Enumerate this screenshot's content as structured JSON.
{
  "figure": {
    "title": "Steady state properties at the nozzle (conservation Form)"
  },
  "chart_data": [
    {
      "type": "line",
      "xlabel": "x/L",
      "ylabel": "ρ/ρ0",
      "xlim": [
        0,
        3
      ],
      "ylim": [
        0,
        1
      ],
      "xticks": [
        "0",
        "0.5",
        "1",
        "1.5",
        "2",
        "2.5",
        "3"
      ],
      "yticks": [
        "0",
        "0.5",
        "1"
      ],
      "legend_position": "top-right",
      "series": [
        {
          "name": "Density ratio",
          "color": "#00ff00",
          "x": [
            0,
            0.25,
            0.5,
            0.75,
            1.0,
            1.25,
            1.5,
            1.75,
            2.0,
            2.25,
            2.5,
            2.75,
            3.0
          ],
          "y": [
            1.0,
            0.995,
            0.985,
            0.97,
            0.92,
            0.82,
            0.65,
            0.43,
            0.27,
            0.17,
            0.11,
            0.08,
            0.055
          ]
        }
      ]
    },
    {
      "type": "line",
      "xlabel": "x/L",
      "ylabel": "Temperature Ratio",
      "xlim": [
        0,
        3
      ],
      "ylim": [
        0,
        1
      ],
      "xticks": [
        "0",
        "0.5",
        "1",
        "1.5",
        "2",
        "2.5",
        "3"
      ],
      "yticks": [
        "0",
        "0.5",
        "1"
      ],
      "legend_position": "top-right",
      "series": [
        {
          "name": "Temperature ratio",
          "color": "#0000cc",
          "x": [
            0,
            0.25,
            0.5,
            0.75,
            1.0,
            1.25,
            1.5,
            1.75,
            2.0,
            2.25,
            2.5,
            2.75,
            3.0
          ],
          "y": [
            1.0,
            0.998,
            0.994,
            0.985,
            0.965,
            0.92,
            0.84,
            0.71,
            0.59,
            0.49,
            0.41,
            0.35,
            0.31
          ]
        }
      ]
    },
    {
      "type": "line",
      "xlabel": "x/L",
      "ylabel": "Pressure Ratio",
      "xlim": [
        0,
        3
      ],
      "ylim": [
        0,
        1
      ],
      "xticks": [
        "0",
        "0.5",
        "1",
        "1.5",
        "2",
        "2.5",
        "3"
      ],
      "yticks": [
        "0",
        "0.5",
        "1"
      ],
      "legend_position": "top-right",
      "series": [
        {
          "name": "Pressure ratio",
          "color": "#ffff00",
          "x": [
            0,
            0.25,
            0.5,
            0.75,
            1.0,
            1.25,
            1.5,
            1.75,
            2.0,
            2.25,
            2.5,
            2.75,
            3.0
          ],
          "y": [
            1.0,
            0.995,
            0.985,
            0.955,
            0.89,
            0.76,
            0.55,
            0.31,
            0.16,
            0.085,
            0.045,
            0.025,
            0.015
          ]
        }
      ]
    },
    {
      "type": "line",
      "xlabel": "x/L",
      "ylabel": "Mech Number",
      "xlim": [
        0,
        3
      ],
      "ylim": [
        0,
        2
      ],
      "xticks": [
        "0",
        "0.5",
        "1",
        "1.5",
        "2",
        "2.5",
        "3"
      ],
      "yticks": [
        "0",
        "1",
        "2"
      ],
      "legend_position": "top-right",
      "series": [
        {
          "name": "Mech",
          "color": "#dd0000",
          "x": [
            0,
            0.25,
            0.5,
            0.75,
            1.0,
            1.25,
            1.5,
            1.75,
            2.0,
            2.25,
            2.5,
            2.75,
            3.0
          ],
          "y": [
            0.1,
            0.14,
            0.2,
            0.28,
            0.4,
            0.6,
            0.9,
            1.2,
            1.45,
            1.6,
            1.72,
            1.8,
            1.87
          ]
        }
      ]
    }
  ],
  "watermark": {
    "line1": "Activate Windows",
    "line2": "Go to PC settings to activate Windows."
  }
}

********

What you should do | Transcribe each record exactly. Leave nothing out.

Answer |
Enumerate this screenshot's content as structured JSON.
{
  "figure": {
    "title": "Steady state properties at the nozzle (conservation Form)"
  },
  "chart_data": [
    {
      "type": "line",
      "xlabel": "x/L",
      "ylabel": "ρ/ρ0",
      "xlim": [
        0,
        3
      ],
      "ylim": [
        0,
        1
      ],
      "xticks": [
        "0",
        "0.5",
        "1",
        "1.5",
        "2",
        "2.5",
        "3"
      ],
      "yticks": [
        "0",
        "0.5",
        "1"
      ],
      "legend_position": "top-right",
      "series": [
        {
          "name": "Density ratio",
          "color": "#00ff00",
          "x": [
            0,
            0.25,
            0.5,
            0.75,
            1.0,
            1.25,
            1.5,
            1.75,
            2.0,
            2.25,
            2.5,
            2.75,
            3.0
          ],
          "y": [
            1.0,
            0.995,
            0.985,
            0.97,
            0.92,
            0.82,
            0.65,
            0.43,
            0.27,
            0.17,
            0.11,
            0.08,
            0.055
          ]
        }
      ]
    },
    {
      "type": "line",
      "xlabel": "x/L",
      "ylabel": "Temperature Ratio",
      "xlim": [
        0,
        3
      ],
      "ylim": [
        0,
        1
      ],
      "xticks": [
        "0",
        "0.5",
        "1",
        "1.5",
        "2",
        "2.5",
        "3"
      ],
      "yticks": [
        "0",
        "0.5",
        "1"
      ],
      "legend_position": "top-right",
      "series": [
        {
          "name": "Temperature ratio",
          "color": "#0000cc",
          "x": [
            0,
            0.25,
            0.5,
            0.75,
            1.0,
            1.25,
            1.5,
            1.75,
            2.0,
            2.25,
            2.5,
            2.75,
            3.0
          ],
          "y": [
            1.0,
            0.998,
            0.994,
            0.985,
            0.965,
            0.92,
            0.84,
            0.71,
            0.59,
            0.49,
            0.41,
            0.35,
            0.31
          ]
        }
      ]
    },
    {
      "type": "line",
      "xlabel": "x/L",
      "ylabel": "Pressure Ratio",
      "xlim": [
        0,
        3
      ],
      "ylim": [
        0,
        1
      ],
      "xticks": [
        "0",
        "0.5",
        "1",
        "1.5",
        "2",
        "2.5",
        "3"
      ],
      "yticks": [
        "0",
        "0.5",
        "1"
      ],
      "legend_position": "top-right",
      "series": [
        {
          "name": "Pressure ratio",
          "color": "#ffff00",
          "x": [
            0,
            0.25,
            0.5,
            0.75,
            1.0,
            1.25,
            1.5,
            1.75,
            2.0,
            2.25,
            2.5,
            2.75,
            3.0
          ],
          "y": [
            1.0,
            0.995,
            0.985,
            0.955,
            0.89,
            0.76,
            0.55,
            0.31,
            0.16,
            0.085,
            0.045,
            0.025,
            0.015
          ]
        }
      ]
    },
    {
      "type": "line",
      "xlabel": "x/L",
      "ylabel": "Mech Number",
      "xlim": [
        0,
        3
      ],
      "ylim": [
        0,
        2
      ],
      "xticks": [
        "0",
        "0.5",
        "1",
        "1.5",
        "2",
        "2.5",
        "3"
      ],
      "yticks": [
        "0",
        "1",
        "2"
      ],
      "legend_position": "top-right",
      "series": [
        {
          "name": "Mech",
          "color": "#dd0000",
          "x": [
            0,
            0.25,
            0.5,
            0.75,
            1.0,
            1.25,
            1.5,
            1.75,
            2.0,
            2.25,
            2.5,
            2.75,
            3.0
          ],
          "y": [
            0.1,
            0.14,
            0.2,
            0.28,
            0.4,
            0.6,
            0.9,
            1.2,
            1.45,
            1.6,
            1.72,
            1.8,
            1.87
          ]
        }
      ]
    }
  ],
  "watermark": {
    "line1": "Activate Windows",
    "line2": "Go to PC settings to activate Windows."
  }
}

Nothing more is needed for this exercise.